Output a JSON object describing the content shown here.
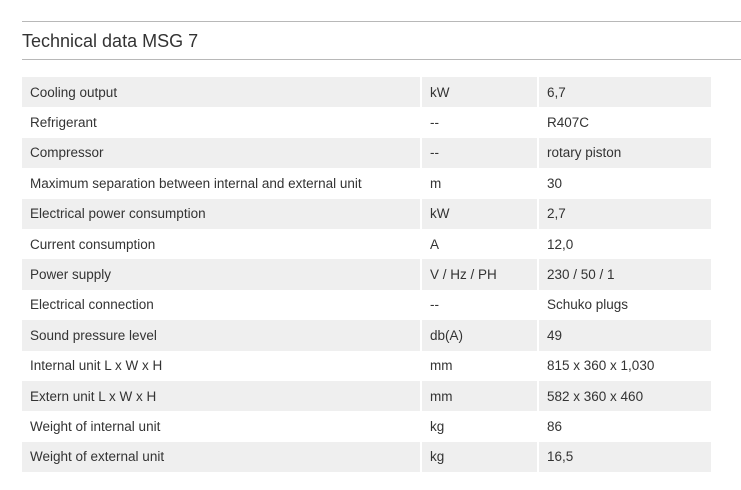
{
  "header": {
    "title": "Technical data MSG 7"
  },
  "rows": [
    {
      "label": "Cooling output",
      "unit": "kW",
      "value": "6,7"
    },
    {
      "label": "Refrigerant",
      "unit": "--",
      "value": "R407C"
    },
    {
      "label": "Compressor",
      "unit": "--",
      "value": "rotary piston"
    },
    {
      "label": "Maximum separation between internal and external unit",
      "unit": "m",
      "value": "30"
    },
    {
      "label": "Electrical power consumption",
      "unit": "kW",
      "value": "2,7"
    },
    {
      "label": "Current consumption",
      "unit": "A",
      "value": "12,0"
    },
    {
      "label": "Power supply",
      "unit": "V / Hz / PH",
      "value": "230 / 50 / 1"
    },
    {
      "label": "Electrical connection",
      "unit": "--",
      "value": "Schuko plugs"
    },
    {
      "label": "Sound pressure level",
      "unit": "db(A)",
      "value": "49"
    },
    {
      "label": "Internal unit L x W x H",
      "unit": "mm",
      "value": "815 x 360 x 1,030"
    },
    {
      "label": "Extern unit L x W x H",
      "unit": "mm",
      "value": "582 x 360 x 460"
    },
    {
      "label": "Weight of internal unit",
      "unit": "kg",
      "value": "86"
    },
    {
      "label": "Weight of external unit",
      "unit": "kg",
      "value": "16,5"
    }
  ],
  "colors": {
    "row_shade": "#efefef",
    "text": "#333333",
    "rule": "#b8b8b8"
  }
}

■ ■ ■ ■ ■

# PROBLEM TO WORK ON
Go through the material and copy out every line with "external" in it.

# THE OUTPUT
      "label": "Maximum separation between internal and external unit",
      "label": "Weight of external unit",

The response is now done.